* GIVEN EXERCISE: Look through the data below and return each line where "JSON" appears.

╭──

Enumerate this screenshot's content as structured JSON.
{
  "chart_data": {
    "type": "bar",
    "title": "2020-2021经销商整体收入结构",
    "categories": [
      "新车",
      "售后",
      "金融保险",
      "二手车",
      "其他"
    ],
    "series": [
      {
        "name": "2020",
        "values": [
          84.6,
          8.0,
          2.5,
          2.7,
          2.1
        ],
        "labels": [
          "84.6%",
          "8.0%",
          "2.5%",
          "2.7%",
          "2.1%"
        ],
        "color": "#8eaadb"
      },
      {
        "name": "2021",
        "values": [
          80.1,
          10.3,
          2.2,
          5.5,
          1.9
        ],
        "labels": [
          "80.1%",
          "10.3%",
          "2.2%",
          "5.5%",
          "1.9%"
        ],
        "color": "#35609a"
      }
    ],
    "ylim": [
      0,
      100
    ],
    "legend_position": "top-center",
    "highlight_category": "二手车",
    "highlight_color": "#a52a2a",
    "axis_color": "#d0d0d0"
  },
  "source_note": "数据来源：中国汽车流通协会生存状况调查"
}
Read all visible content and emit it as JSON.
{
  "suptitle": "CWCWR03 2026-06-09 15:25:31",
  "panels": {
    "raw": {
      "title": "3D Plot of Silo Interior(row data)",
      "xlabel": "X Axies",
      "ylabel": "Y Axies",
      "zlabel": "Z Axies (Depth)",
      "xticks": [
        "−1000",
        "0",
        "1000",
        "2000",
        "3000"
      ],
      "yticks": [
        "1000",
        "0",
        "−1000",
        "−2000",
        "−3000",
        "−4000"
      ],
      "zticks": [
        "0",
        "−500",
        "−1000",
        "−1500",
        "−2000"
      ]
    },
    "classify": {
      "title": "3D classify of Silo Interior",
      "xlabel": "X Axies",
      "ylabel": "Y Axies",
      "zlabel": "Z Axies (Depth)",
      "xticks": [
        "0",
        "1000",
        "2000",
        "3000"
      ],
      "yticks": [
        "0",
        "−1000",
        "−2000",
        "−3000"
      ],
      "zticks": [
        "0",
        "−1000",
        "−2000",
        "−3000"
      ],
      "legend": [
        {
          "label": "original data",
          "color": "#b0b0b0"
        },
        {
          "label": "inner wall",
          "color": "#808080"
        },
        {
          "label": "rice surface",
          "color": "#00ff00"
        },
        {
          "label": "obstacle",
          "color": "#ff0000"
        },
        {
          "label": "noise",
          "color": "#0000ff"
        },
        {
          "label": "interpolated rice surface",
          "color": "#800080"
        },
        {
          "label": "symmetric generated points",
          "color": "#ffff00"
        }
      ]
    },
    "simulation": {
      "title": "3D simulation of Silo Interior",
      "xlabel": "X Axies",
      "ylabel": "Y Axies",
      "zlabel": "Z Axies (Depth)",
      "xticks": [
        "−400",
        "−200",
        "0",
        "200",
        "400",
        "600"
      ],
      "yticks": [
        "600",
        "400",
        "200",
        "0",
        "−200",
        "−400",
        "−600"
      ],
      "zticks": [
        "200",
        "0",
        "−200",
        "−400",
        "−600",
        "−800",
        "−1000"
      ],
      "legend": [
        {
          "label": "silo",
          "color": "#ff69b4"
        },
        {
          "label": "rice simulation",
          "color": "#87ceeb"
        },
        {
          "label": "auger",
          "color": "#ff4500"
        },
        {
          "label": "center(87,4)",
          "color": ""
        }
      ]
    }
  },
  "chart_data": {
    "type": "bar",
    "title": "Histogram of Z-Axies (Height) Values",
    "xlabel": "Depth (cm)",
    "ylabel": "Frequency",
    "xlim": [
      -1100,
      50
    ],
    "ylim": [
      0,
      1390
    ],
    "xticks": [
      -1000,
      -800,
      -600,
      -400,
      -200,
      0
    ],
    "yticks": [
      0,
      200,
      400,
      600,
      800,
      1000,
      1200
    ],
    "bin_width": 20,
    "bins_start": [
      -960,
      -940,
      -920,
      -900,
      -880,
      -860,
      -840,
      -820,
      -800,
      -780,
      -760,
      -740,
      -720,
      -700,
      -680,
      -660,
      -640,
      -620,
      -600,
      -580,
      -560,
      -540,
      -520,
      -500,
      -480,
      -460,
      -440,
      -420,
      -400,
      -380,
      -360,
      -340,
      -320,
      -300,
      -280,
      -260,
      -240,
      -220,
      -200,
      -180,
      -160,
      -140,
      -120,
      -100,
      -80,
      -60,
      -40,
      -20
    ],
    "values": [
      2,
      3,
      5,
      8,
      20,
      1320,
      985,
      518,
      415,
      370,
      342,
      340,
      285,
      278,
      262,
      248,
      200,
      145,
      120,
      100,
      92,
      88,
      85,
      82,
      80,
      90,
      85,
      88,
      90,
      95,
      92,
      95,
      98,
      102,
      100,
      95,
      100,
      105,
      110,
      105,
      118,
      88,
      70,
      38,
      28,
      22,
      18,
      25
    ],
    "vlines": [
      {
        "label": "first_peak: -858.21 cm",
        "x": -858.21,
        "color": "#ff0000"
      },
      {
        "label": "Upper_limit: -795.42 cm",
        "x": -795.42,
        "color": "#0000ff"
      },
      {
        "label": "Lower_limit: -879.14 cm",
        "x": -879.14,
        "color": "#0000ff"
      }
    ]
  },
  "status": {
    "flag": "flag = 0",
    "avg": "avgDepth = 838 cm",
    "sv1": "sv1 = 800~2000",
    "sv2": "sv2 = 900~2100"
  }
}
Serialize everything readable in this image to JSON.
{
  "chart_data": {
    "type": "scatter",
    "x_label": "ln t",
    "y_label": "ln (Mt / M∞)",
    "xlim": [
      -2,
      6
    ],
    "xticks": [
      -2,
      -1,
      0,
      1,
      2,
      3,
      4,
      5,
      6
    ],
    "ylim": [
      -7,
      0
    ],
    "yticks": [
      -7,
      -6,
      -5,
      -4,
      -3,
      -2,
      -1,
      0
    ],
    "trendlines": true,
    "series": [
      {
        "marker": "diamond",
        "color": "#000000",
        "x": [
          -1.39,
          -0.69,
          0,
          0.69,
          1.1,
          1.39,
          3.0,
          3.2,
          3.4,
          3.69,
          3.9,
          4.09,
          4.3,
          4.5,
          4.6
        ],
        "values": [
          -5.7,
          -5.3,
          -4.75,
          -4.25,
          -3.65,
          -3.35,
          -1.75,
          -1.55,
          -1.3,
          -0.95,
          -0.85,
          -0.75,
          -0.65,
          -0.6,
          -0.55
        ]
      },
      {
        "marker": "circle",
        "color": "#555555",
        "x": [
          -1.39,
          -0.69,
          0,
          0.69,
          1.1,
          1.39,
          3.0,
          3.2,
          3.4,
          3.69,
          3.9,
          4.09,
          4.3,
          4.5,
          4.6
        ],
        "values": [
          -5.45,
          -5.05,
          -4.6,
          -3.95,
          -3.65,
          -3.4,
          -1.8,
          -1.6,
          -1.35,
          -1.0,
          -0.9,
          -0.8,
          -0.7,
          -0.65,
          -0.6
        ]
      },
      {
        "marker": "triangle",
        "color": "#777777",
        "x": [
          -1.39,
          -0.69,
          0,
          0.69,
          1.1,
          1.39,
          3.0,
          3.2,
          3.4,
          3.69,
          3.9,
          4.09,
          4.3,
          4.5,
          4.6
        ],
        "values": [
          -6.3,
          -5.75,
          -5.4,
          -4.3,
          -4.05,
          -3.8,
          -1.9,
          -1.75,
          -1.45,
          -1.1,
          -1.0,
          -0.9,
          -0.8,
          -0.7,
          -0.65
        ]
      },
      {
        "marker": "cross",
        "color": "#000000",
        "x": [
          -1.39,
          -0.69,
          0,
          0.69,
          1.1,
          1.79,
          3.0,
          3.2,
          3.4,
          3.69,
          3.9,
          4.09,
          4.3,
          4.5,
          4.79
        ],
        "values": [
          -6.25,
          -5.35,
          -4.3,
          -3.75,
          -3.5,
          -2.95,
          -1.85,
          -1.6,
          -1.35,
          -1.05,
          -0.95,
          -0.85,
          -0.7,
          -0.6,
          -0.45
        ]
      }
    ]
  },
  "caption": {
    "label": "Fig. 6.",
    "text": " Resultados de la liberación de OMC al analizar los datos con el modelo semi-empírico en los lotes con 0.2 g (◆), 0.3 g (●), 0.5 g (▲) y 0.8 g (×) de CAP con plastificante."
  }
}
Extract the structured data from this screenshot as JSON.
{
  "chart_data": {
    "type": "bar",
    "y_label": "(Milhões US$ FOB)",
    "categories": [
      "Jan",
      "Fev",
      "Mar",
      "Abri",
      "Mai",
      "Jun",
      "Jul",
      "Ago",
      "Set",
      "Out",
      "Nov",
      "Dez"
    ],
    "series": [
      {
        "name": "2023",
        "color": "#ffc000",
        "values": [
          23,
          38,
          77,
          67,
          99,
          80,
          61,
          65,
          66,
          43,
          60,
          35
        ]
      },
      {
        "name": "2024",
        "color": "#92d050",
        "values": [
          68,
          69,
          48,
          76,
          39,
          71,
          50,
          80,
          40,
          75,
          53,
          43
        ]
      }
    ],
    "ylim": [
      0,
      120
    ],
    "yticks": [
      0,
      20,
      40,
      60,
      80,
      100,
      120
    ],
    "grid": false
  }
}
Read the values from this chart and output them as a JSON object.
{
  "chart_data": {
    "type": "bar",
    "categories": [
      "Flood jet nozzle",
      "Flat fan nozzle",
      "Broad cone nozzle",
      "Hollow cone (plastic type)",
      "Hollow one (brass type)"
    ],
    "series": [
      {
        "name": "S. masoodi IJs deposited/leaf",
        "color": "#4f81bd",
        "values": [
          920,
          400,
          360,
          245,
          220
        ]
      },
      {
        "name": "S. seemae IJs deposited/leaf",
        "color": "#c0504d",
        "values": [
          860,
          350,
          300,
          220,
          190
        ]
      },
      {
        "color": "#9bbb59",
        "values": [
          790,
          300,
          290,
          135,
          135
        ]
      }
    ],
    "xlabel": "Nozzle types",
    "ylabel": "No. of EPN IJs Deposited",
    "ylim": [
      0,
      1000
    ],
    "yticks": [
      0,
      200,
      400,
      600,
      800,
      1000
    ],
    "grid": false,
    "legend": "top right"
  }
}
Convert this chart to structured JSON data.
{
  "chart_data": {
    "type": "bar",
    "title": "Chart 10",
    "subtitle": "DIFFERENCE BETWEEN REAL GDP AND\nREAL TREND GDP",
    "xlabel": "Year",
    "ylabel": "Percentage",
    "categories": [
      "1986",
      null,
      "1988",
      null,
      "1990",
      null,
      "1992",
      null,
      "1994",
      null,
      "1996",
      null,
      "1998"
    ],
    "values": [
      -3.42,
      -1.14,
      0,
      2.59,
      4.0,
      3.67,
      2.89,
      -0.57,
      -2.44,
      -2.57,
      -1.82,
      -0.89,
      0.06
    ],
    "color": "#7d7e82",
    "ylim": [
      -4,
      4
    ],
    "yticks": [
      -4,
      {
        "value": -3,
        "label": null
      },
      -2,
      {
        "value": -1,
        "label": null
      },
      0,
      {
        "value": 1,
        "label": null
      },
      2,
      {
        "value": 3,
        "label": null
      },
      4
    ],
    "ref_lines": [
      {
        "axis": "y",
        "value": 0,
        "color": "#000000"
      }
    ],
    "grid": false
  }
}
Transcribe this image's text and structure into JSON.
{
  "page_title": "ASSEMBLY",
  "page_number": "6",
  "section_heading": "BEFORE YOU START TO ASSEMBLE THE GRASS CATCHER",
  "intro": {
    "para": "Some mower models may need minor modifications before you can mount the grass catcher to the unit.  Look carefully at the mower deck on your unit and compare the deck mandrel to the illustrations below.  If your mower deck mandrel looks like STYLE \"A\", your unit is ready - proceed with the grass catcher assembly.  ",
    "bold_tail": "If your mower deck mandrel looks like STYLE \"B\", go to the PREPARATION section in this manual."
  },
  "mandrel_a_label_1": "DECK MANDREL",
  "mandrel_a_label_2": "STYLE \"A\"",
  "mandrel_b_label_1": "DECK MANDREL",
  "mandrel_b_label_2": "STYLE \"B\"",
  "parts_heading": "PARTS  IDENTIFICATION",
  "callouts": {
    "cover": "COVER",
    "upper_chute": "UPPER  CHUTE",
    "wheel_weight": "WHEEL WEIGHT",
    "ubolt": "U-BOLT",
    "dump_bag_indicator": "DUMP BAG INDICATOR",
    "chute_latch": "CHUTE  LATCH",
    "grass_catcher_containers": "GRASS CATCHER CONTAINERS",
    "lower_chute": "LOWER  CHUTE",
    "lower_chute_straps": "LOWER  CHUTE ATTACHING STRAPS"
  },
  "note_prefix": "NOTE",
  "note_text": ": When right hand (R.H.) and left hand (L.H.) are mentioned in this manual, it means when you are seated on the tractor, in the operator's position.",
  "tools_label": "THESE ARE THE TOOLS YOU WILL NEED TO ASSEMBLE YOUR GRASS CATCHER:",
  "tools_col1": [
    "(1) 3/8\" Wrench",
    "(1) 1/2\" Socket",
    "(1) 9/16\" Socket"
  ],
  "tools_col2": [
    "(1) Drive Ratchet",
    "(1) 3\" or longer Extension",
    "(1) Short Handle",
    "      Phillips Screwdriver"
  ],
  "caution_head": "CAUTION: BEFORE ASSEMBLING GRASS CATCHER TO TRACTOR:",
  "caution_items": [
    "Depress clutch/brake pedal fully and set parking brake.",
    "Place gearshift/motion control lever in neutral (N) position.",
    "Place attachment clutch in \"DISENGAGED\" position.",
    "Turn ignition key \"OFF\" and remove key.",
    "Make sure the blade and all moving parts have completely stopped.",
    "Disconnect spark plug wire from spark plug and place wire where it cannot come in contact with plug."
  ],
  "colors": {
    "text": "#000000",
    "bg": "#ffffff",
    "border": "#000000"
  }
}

╰──

* COMPLETE OUTPUT:
Enumerate this screenshot's content as structured JSON.
Read all visible content and emit it as JSON.
Serialize everything readable in this image to JSON.
Extract the structured data from this screenshot as JSON.
Read the values from this chart and output them as a JSON object.
Convert this chart to structured JSON data.
Transcribe this image's text and structure into JSON.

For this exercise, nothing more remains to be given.